EXERCISE TASK
Give only the number of lines in the records below that contain the word "JSON".

DATA TO USE
--*--

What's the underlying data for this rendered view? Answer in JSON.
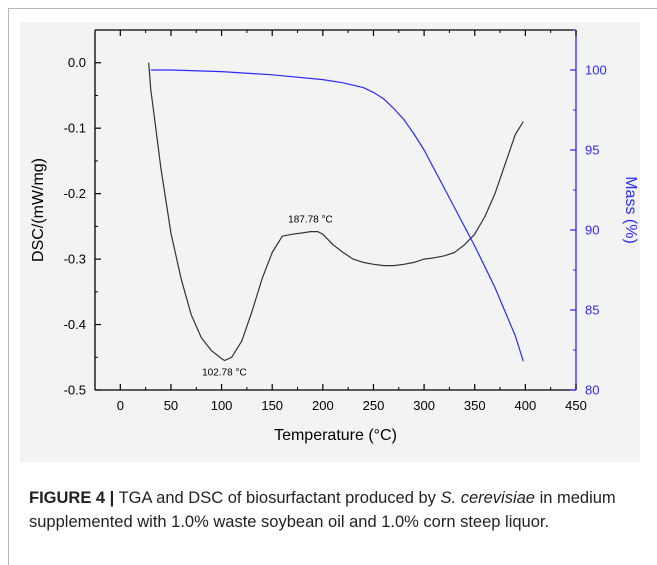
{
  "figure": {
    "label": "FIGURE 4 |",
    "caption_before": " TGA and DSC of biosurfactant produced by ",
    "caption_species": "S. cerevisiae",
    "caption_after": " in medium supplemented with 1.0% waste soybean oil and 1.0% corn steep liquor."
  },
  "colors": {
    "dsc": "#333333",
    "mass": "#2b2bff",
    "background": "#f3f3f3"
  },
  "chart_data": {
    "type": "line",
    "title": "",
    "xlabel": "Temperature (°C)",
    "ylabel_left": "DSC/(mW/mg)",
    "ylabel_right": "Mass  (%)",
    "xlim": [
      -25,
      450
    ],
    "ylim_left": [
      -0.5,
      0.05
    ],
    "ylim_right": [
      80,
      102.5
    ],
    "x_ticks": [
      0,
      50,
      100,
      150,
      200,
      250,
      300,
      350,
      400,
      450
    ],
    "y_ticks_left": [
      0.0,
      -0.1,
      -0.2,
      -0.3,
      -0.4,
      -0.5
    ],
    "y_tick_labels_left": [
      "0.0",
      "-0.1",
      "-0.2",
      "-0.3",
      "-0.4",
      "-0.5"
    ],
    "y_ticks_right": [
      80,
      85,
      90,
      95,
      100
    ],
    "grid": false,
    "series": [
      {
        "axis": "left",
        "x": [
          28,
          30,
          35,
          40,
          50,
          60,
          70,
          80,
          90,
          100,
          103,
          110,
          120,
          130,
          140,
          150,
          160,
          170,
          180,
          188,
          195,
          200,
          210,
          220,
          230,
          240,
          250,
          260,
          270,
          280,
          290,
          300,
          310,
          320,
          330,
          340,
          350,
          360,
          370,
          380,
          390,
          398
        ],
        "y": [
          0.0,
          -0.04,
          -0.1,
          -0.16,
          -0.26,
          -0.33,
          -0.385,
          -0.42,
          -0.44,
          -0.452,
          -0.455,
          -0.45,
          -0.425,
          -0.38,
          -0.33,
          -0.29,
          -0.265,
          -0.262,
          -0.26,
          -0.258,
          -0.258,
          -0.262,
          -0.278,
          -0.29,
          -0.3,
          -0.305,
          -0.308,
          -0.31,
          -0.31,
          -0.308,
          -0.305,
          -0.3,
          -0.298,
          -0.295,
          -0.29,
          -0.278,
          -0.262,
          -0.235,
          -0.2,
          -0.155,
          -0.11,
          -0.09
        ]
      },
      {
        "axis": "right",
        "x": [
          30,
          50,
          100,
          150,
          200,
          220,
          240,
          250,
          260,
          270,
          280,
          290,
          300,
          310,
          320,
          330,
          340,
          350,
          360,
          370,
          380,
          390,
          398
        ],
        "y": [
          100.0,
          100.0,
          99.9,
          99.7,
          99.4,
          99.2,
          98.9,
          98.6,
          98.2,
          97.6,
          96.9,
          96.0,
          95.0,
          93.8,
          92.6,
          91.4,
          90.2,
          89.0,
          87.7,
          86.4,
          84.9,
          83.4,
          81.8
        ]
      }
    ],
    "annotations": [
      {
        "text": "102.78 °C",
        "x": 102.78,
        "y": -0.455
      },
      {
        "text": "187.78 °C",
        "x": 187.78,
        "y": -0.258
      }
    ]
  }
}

--*--

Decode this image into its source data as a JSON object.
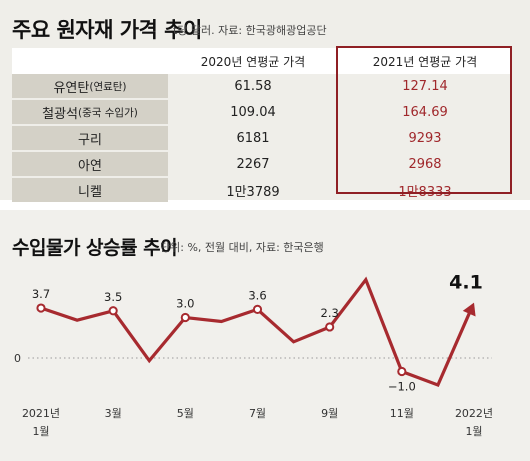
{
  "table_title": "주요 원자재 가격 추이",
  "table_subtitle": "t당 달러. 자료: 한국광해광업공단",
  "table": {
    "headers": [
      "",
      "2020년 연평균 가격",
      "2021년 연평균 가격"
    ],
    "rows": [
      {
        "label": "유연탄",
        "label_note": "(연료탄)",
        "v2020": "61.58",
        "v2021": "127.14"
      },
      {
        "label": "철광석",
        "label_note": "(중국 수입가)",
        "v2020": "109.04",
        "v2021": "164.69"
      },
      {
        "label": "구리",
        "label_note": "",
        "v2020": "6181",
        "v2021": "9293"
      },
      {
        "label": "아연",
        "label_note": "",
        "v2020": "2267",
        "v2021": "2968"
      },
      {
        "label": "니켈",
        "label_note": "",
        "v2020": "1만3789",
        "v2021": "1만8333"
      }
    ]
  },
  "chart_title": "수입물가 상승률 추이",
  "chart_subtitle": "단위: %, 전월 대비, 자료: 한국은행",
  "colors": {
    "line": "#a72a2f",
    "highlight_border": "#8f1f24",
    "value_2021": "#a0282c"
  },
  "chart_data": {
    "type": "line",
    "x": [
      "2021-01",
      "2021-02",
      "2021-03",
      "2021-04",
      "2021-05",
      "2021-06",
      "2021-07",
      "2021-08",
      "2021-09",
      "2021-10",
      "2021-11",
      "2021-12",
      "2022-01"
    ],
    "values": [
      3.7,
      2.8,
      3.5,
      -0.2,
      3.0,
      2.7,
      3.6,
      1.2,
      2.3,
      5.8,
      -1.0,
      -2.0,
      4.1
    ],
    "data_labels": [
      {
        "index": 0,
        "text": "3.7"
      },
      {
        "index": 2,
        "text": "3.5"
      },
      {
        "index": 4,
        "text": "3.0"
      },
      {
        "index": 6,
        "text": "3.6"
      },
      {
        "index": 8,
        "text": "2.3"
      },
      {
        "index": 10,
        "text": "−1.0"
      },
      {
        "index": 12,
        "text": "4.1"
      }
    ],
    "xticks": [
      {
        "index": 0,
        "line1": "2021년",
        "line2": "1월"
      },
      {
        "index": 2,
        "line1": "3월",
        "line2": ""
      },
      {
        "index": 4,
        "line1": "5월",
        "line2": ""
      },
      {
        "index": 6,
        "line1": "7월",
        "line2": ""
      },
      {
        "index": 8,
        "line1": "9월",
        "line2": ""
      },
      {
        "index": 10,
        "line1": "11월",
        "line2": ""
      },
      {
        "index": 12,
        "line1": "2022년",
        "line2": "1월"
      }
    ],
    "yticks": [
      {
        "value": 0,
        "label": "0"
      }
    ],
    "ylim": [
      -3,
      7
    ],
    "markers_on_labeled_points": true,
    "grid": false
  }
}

--*--

RESPONSE FOR THIS EXERCISE
2